:: WRITTEN REQUEST ::
Transcribe all of the material exactly, except for its pictures.

──────── TASK MATERIAL ────────

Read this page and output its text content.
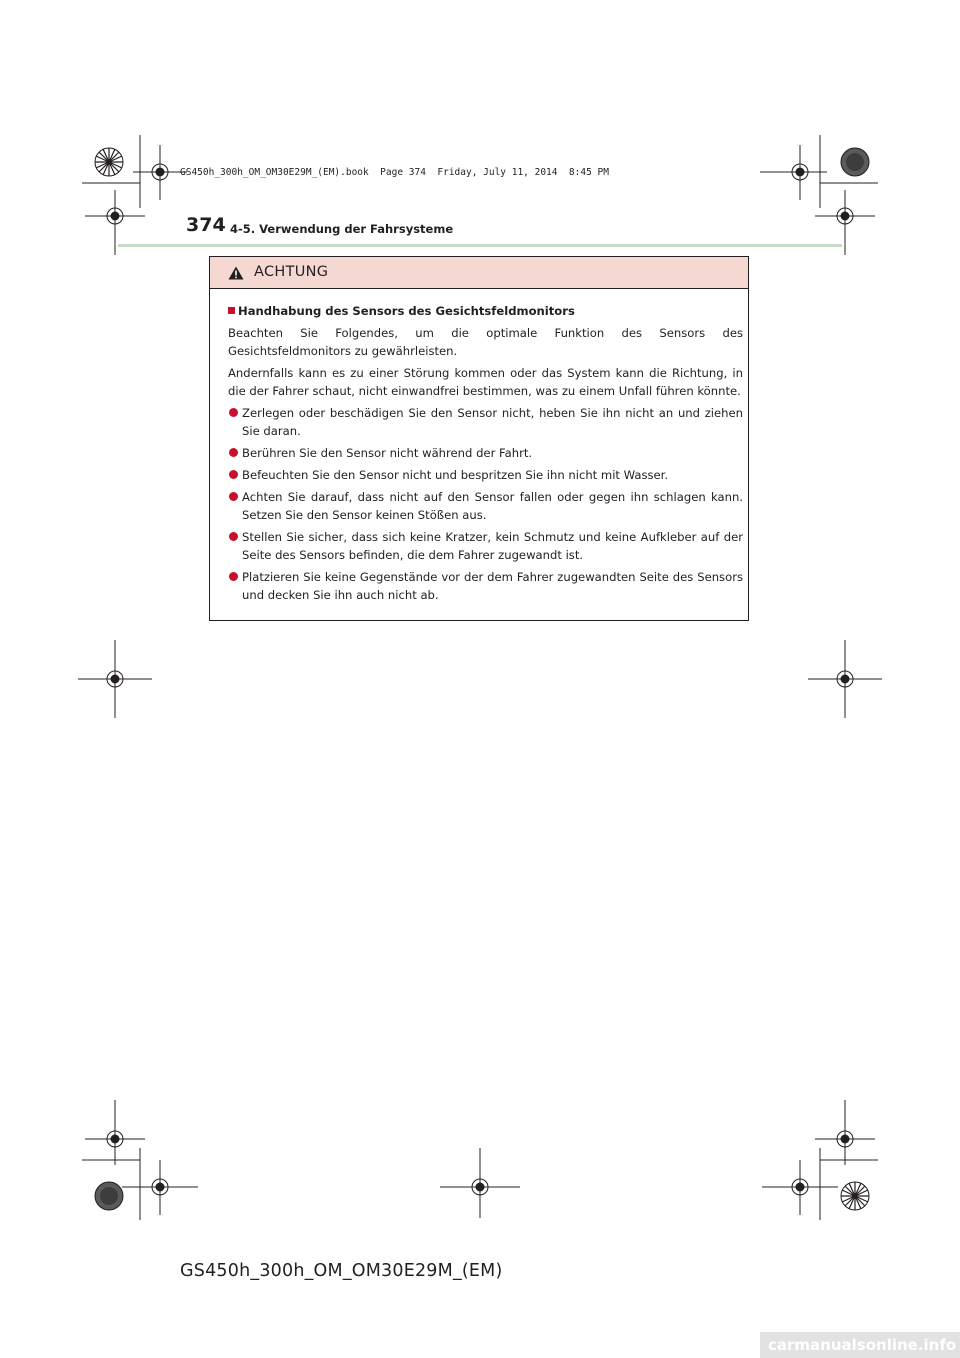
GS450h_300h_OM_OM30E29M_(EM).book  Page 374  Friday, July 11, 2014  8:45 PM
374 4-5. Verwendung der Fahrsysteme
ACHTUNG
Handhabung des Sensors des Gesichtsfeldmonitors
Beachten Sie Folgendes, um die optimale Funktion des Sensors des Gesichtsfeldmonitors zu gewährleisten.
Andernfalls kann es zu einer Störung kommen oder das System kann die Richtung, in die der Fahrer schaut, nicht einwandfrei bestimmen, was zu einem Unfall führen könnte.
Zerlegen oder beschädigen Sie den Sensor nicht, heben Sie ihn nicht an und ziehen Sie daran.
Berühren Sie den Sensor nicht während der Fahrt.
Befeuchten Sie den Sensor nicht und bespritzen Sie ihn nicht mit Wasser.
Achten Sie darauf, dass nicht auf den Sensor fallen oder gegen ihn schlagen kann. Setzen Sie den Sensor keinen Stößen aus.
Stellen Sie sicher, dass sich keine Kratzer, kein Schmutz und keine Aufkleber auf der Seite des Sensors befinden, die dem Fahrer zugewandt ist.
Platzieren Sie keine Gegenstände vor der dem Fahrer zugewandten Seite des Sensors und decken Sie ihn auch nicht ab.
GS450h_300h_OM_OM30E29M_(EM)
carmanualsonline.info
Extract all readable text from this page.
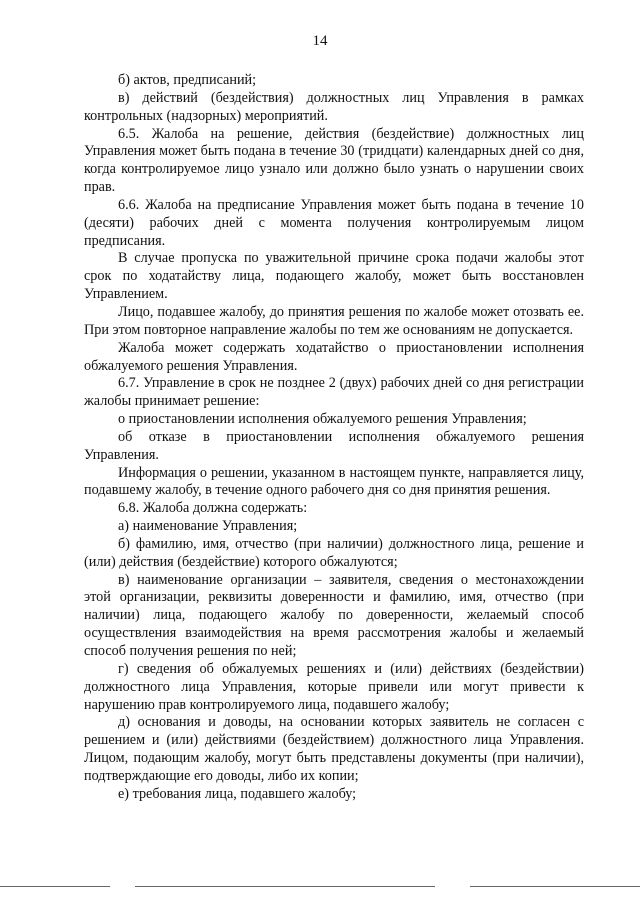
14

б) актов, предписаний;

в) действий (бездействия) должностных лиц Управления в рамках контрольных (надзорных) мероприятий.

6.5. Жалоба на решение, действия (бездействие) должностных лиц Управления может быть подана в течение 30 (тридцати) календарных дней со дня, когда контролируемое лицо узнало или должно было узнать о нарушении своих прав.

6.6. Жалоба на предписание Управления может быть подана в течение 10 (десяти) рабочих дней с момента получения контролируемым лицом предписания.

В случае пропуска по уважительной причине срока подачи жалобы этот срок по ходатайству лица, подающего жалобу, может быть восстановлен Управлением.

Лицо, подавшее жалобу, до принятия решения по жалобе может отозвать ее. При этом повторное направление жалобы по тем же основаниям не допускается.

Жалоба может содержать ходатайство о приостановлении исполнения обжалуемого решения Управления.

6.7. Управление в срок не позднее 2 (двух) рабочих дней со дня регистрации жалобы принимает решение:

о приостановлении исполнения обжалуемого решения Управления;

об отказе в приостановлении исполнения обжалуемого решения Управления.

Информация о решении, указанном в настоящем пункте, направляется лицу, подавшему жалобу, в течение одного рабочего дня со дня принятия решения.

6.8. Жалоба должна содержать:

а) наименование Управления;

б) фамилию, имя, отчество (при наличии) должностного лица, решение и (или) действия (бездействие) которого обжалуются;

в) наименование организации – заявителя, сведения о местонахождении этой организации, реквизиты доверенности и фамилию, имя, отчество (при наличии) лица, подающего жалобу по доверенности, желаемый способ осуществления взаимодействия на время рассмотрения жалобы и желаемый способ получения решения по ней;

г) сведения об обжалуемых решениях и (или) действиях (бездействии) должностного лица Управления, которые привели или могут привести к нарушению прав контролируемого лица, подавшего жалобу;

д) основания и доводы, на основании которых заявитель не согласен с решением и (или) действиями (бездействием) должностного лица Управления. Лицом, подающим жалобу, могут быть представлены документы (при наличии), подтверждающие его доводы, либо их копии;

е) требования лица, подавшего жалобу;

────────

:: ANSWER TO THIS EXERCISE ::
Read this page and output its text content.
GS450h_300h_OM_OM30E29M_(EM).book  Page 374  Friday, July 11, 2014  8:45 PM
374 4-5. Verwendung der Fahrsysteme
ACHTUNG
Handhabung des Sensors des Gesichtsfeldmonitors
Beachten Sie Folgendes, um die optimale Funktion des Sensors des Gesichtsfeldmonitors zu gewährleisten.
Andernfalls kann es zu einer Störung kommen oder das System kann die Richtung, in die der Fahrer schaut, nicht einwandfrei bestimmen, was zu einem Unfall führen könnte.
Zerlegen oder beschädigen Sie den Sensor nicht, heben Sie ihn nicht an und ziehen Sie daran.
Berühren Sie den Sensor nicht während der Fahrt.
Befeuchten Sie den Sensor nicht und bespritzen Sie ihn nicht mit Wasser.
Achten Sie darauf, dass nicht auf den Sensor fallen oder gegen ihn schlagen kann. Setzen Sie den Sensor keinen Stößen aus.
Stellen Sie sicher, dass sich keine Kratzer, kein Schmutz und keine Aufkleber auf der Seite des Sensors befinden, die dem Fahrer zugewandt ist.
Platzieren Sie keine Gegenstände vor der dem Fahrer zugewandten Seite des Sensors und decken Sie ihn auch nicht ab.
GS450h_300h_OM_OM30E29M_(EM)
carmanualsonline.info
Extract all readable text from this page.
14

б) актов, предписаний;

в) действий (бездействия) должностных лиц Управления в рамках контрольных (надзорных) мероприятий.

6.5. Жалоба на решение, действия (бездействие) должностных лиц Управления может быть подана в течение 30 (тридцати) календарных дней со дня, когда контролируемое лицо узнало или должно было узнать о нарушении своих прав.

6.6. Жалоба на предписание Управления может быть подана в течение 10 (десяти) рабочих дней с момента получения контролируемым лицом предписания.

В случае пропуска по уважительной причине срока подачи жалобы этот срок по ходатайству лица, подающего жалобу, может быть восстановлен Управлением.

Лицо, подавшее жалобу, до принятия решения по жалобе может отозвать ее. При этом повторное направление жалобы по тем же основаниям не допускается.

Жалоба может содержать ходатайство о приостановлении исполнения обжалуемого решения Управления.

6.7. Управление в срок не позднее 2 (двух) рабочих дней со дня регистрации жалобы принимает решение:

о приостановлении исполнения обжалуемого решения Управления;

об отказе в приостановлении исполнения обжалуемого решения Управления.

Информация о решении, указанном в настоящем пункте, направляется лицу, подавшему жалобу, в течение одного рабочего дня со дня принятия решения.

6.8. Жалоба должна содержать:

а) наименование Управления;

б) фамилию, имя, отчество (при наличии) должностного лица, решение и (или) действия (бездействие) которого обжалуются;

в) наименование организации – заявителя, сведения о местонахождении этой организации, реквизиты доверенности и фамилию, имя, отчество (при наличии) лица, подающего жалобу по доверенности, желаемый способ осуществления взаимодействия на время рассмотрения жалобы и желаемый способ получения решения по ней;

г) сведения об обжалуемых решениях и (или) действиях (бездействии) должностного лица Управления, которые привели или могут привести к нарушению прав контролируемого лица, подавшего жалобу;

д) основания и доводы, на основании которых заявитель не согласен с решением и (или) действиями (бездействием) должностного лица Управления. Лицом, подающим жалобу, могут быть представлены документы (при наличии), подтверждающие его доводы, либо их копии;

е) требования лица, подавшего жалобу;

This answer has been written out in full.